Data entries:
====

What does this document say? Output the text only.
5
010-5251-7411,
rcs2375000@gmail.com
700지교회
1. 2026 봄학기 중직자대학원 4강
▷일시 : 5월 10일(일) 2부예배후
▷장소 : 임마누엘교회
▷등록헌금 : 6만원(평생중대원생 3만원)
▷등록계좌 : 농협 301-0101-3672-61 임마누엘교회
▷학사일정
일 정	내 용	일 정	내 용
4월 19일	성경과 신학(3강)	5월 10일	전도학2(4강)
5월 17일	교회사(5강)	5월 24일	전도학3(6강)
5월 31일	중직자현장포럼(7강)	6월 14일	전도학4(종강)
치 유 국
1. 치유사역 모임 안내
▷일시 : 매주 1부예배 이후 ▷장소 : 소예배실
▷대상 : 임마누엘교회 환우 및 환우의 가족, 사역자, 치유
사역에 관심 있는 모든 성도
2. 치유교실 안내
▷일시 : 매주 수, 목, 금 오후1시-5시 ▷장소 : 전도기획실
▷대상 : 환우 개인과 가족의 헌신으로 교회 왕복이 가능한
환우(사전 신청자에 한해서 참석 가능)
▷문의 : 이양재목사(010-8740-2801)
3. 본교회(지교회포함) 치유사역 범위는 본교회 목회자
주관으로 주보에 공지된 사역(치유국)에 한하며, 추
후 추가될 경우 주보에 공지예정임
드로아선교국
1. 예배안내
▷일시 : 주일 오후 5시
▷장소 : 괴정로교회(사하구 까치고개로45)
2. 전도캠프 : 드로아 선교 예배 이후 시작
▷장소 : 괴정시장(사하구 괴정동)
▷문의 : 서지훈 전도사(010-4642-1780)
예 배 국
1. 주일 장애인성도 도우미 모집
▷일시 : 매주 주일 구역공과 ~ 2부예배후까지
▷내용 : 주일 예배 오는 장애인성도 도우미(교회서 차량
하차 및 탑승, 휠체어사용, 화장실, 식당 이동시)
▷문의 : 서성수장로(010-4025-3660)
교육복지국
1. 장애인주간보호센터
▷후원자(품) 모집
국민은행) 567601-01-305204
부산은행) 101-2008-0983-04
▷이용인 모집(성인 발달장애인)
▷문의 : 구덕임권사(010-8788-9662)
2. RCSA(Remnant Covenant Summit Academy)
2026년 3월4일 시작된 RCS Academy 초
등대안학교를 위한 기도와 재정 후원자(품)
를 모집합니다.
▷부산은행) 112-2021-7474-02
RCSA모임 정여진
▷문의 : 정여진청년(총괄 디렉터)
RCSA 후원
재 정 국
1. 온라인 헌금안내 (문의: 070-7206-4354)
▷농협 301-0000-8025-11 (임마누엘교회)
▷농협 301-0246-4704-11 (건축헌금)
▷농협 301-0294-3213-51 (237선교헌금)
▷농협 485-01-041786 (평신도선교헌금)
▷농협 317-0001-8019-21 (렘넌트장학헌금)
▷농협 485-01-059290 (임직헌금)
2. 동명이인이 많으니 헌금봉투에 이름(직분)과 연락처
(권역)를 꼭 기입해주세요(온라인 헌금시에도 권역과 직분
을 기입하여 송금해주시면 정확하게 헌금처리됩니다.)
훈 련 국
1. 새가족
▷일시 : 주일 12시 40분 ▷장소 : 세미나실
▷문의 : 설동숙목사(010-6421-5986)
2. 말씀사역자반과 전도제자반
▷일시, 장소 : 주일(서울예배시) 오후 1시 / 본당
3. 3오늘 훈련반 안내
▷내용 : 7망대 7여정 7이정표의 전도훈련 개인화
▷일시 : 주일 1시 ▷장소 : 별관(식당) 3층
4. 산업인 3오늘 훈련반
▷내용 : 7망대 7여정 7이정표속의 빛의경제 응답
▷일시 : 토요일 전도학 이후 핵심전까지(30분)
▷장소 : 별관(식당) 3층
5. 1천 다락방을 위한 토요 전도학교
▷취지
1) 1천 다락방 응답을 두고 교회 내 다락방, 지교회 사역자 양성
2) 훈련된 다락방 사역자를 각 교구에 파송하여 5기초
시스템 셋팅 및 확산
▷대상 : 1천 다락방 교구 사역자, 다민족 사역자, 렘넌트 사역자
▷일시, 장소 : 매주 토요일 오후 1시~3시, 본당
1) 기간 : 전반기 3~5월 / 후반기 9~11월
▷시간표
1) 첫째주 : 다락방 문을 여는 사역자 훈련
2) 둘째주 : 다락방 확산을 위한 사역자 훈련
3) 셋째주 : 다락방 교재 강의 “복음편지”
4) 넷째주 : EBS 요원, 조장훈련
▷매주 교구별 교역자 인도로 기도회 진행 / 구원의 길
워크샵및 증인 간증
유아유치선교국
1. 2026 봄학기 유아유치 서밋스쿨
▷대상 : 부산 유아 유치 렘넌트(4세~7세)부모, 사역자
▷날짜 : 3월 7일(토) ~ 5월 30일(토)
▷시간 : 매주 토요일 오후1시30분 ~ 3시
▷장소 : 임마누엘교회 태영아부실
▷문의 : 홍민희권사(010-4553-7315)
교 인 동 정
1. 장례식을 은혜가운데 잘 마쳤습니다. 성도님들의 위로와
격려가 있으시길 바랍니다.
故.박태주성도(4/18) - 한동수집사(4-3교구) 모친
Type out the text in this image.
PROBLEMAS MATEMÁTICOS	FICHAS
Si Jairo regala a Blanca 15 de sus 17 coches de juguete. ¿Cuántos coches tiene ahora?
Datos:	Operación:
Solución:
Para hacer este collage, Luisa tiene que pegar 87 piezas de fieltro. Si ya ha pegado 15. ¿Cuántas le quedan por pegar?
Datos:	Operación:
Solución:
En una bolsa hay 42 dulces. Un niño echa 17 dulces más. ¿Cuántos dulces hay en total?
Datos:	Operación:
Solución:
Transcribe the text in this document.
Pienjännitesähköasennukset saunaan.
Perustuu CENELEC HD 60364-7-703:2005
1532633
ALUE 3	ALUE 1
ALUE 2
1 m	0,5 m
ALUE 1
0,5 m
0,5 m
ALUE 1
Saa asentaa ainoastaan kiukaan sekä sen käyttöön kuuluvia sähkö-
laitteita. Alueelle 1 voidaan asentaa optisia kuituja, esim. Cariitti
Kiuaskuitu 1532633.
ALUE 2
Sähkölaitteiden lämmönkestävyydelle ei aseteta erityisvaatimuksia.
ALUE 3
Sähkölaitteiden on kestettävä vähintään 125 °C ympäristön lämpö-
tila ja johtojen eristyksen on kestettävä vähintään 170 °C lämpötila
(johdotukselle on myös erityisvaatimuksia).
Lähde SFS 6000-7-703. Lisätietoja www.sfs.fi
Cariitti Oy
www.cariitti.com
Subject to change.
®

====

Your task:
Show the lines from the data above that contain the string "kestettävä".

Full answer:
Sähkölaitteiden on kestettävä vähintään 125 °C ympäristön lämpö-
tila ja johtojen eristyksen on kestettävä vähintään 170 °C lämpötila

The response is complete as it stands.